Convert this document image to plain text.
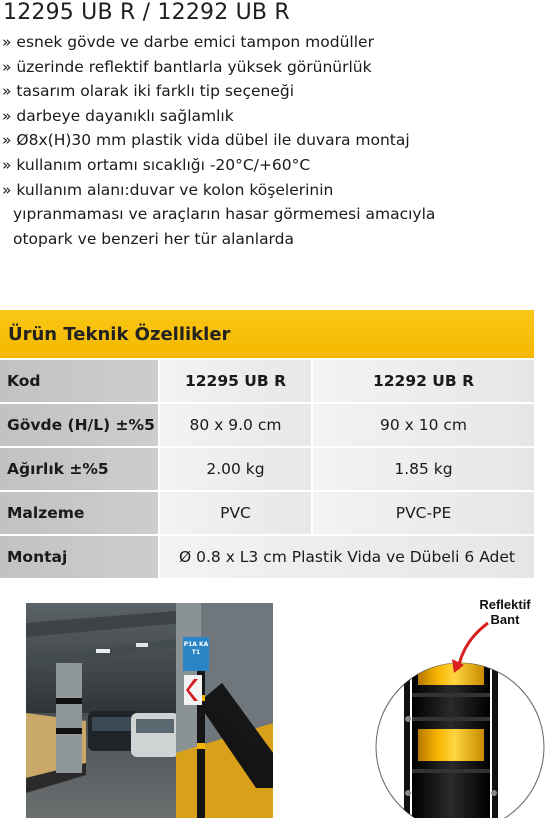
12295 UB R / 12292 UB R
» esnek gövde ve darbe emici tampon modüller
» üzerinde reflektif bantlarla yüksek görünürlük
» tasarım olarak iki farklı tip seçeneği
» darbeye dayanıklı sağlamlık
» Ø8x(H)30 mm plastik vida dübel ile duvara montaj
» kullanım ortamı sıcaklığı -20°C/+60°C
» kullanım alanı:duvar ve kolon köşelerinin
yıpranmaması ve araçların hasar görmemesi amacıyla
otopark ve benzeri her tür alanlarda
Ürün Teknik Özellikler
Kod	12295 UB R	12292 UB R
Gövde (H/L) ±%5	80 x 9.0 cm	90 x 10 cm
Ağırlık ±%5	2.00 kg	1.85 kg
Malzeme	PVC	PVC-PE
Montaj	Ø 0.8 x L3 cm Plastik Vida ve Dübeli 6 Adet
P1A KAT1
Reflektif
Bant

········

◆ Your task
Copy every entry word for word, but omit the pictures.

◆ Completed exercise
Convert this document image to plain text.
12295 UB R / 12292 UB R
» esnek gövde ve darbe emici tampon modüller
» üzerinde reflektif bantlarla yüksek görünürlük
» tasarım olarak iki farklı tip seçeneği
» darbeye dayanıklı sağlamlık
» Ø8x(H)30 mm plastik vida dübel ile duvara montaj
» kullanım ortamı sıcaklığı -20°C/+60°C
» kullanım alanı:duvar ve kolon köşelerinin
yıpranmaması ve araçların hasar görmemesi amacıyla
otopark ve benzeri her tür alanlarda
Ürün Teknik Özellikler
Kod	12295 UB R	12292 UB R
Gövde (H/L) ±%5	80 x 9.0 cm	90 x 10 cm
Ağırlık ±%5	2.00 kg	1.85 kg
Malzeme	PVC	PVC-PE
Montaj	Ø 0.8 x L3 cm Plastik Vida ve Dübeli 6 Adet
P1A KAT1
Reflektif
Bant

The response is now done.